Saved entries:

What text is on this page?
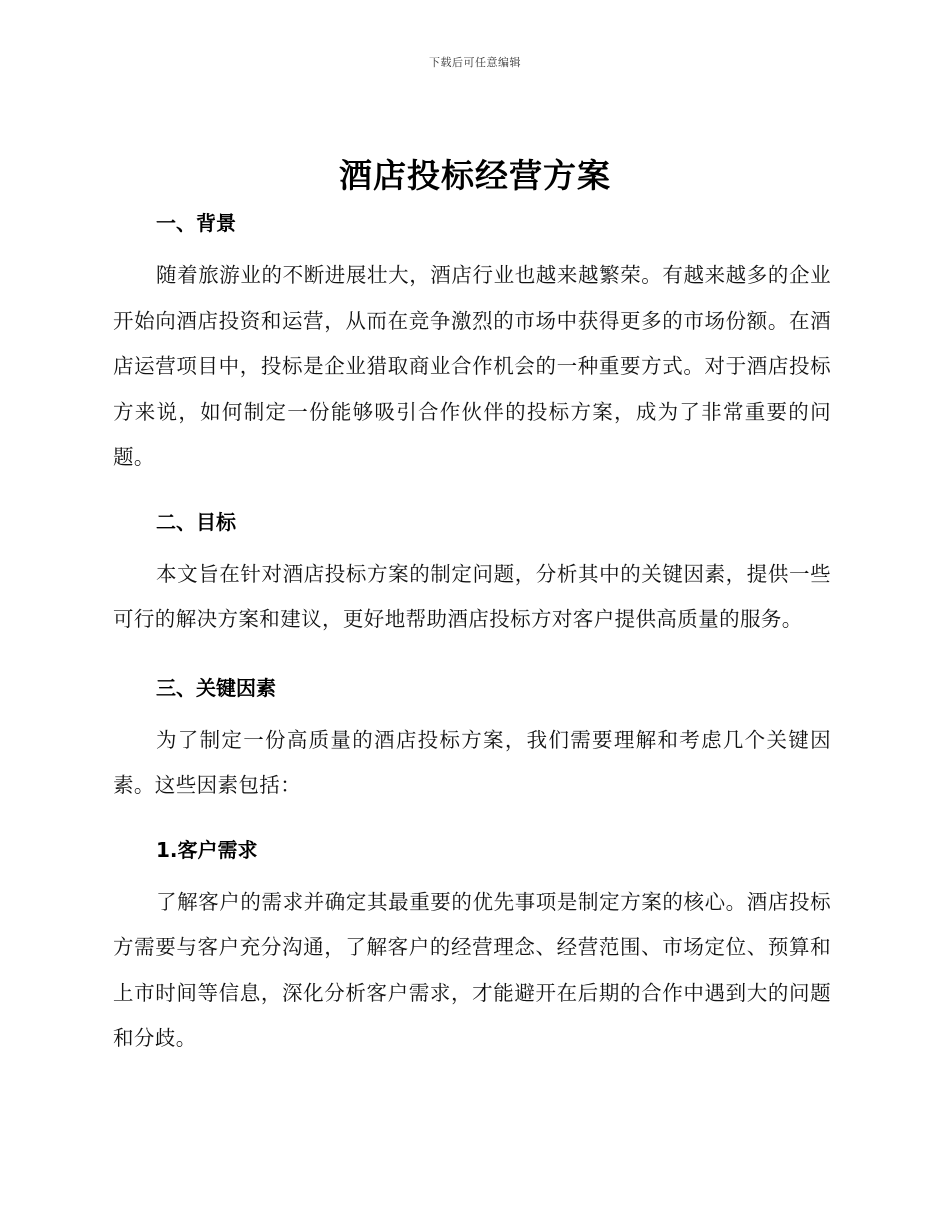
下载后可任意编辑
酒店投标经营方案
一、背景

随着旅游业的不断进展壮大，酒店行业也越来越繁荣。有越来越多的企业开始向酒店投资和运营，从而在竞争激烈的市场中获得更多的市场份额。在酒店运营项目中，投标是企业猎取商业合作机会的一种重要方式。对于酒店投标方来说，如何制定一份能够吸引合作伙伴的投标方案，成为了非常重要的问题。

二、目标

本文旨在针对酒店投标方案的制定问题，分析其中的关键因素，提供一些可行的解决方案和建议，更好地帮助酒店投标方对客户提供高质量的服务。

三、关键因素

为了制定一份高质量的酒店投标方案，我们需要理解和考虑几个关键因素。这些因素包括：

1.客户需求

了解客户的需求并确定其最重要的优先事项是制定方案的核心。酒店投标方需要与客户充分沟通，了解客户的经营理念、经营范围、市场定位、预算和上市时间等信息，深化分析客户需求，才能避开在后期的合作中遇到大的问题和分歧。
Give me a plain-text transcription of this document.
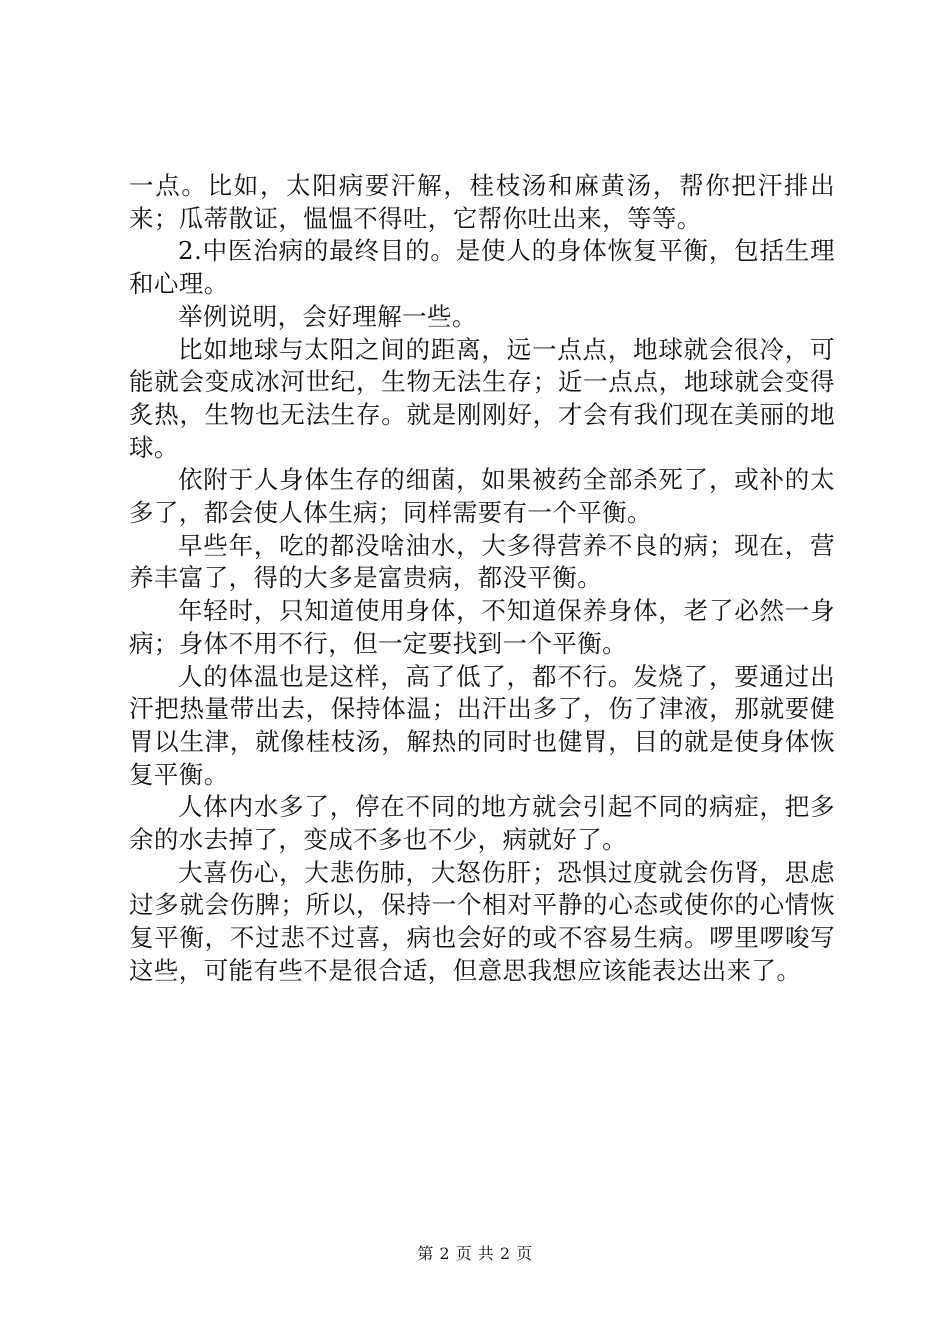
一点。比如，太阳病要汗解，桂枝汤和麻黄汤，帮你把汗排出来；瓜蒂散证，愠愠不得吐，它帮你吐出来，等等。

2.中医治病的最终目的。是使人的身体恢复平衡，包括生理和心理。

举例说明，会好理解一些。

比如地球与太阳之间的距离，远一点点，地球就会很冷，可能就会变成冰河世纪，生物无法生存；近一点点，地球就会变得炙热，生物也无法生存。就是刚刚好，才会有我们现在美丽的地球。

依附于人身体生存的细菌，如果被药全部杀死了，或补的太多了，都会使人体生病；同样需要有一个平衡。

早些年，吃的都没啥油水，大多得营养不良的病；现在，营养丰富了，得的大多是富贵病，都没平衡。

年轻时，只知道使用身体，不知道保养身体，老了必然一身病；身体不用不行，但一定要找到一个平衡。

人的体温也是这样，高了低了，都不行。发烧了，要通过出汗把热量带出去，保持体温；出汗出多了，伤了津液，那就要健胃以生津，就像桂枝汤，解热的同时也健胃，目的就是使身体恢复平衡。

人体内水多了，停在不同的地方就会引起不同的病症，把多余的水去掉了，变成不多也不少，病就好了。

大喜伤心，大悲伤肺，大怒伤肝；恐惧过度就会伤肾，思虑过多就会伤脾；所以，保持一个相对平静的心态或使你的心情恢复平衡，不过悲不过喜，病也会好的或不容易生病。啰里啰唆写这些，可能有些不是很合适，但意思我想应该能表达出来了。

第 2 页 共 2 页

WHAT NEEDS TO BE DONE: Check each line of the data above for the string "text", then report how many lines have it, with no other words.

SOLUTION TO THE EXERCISE: 2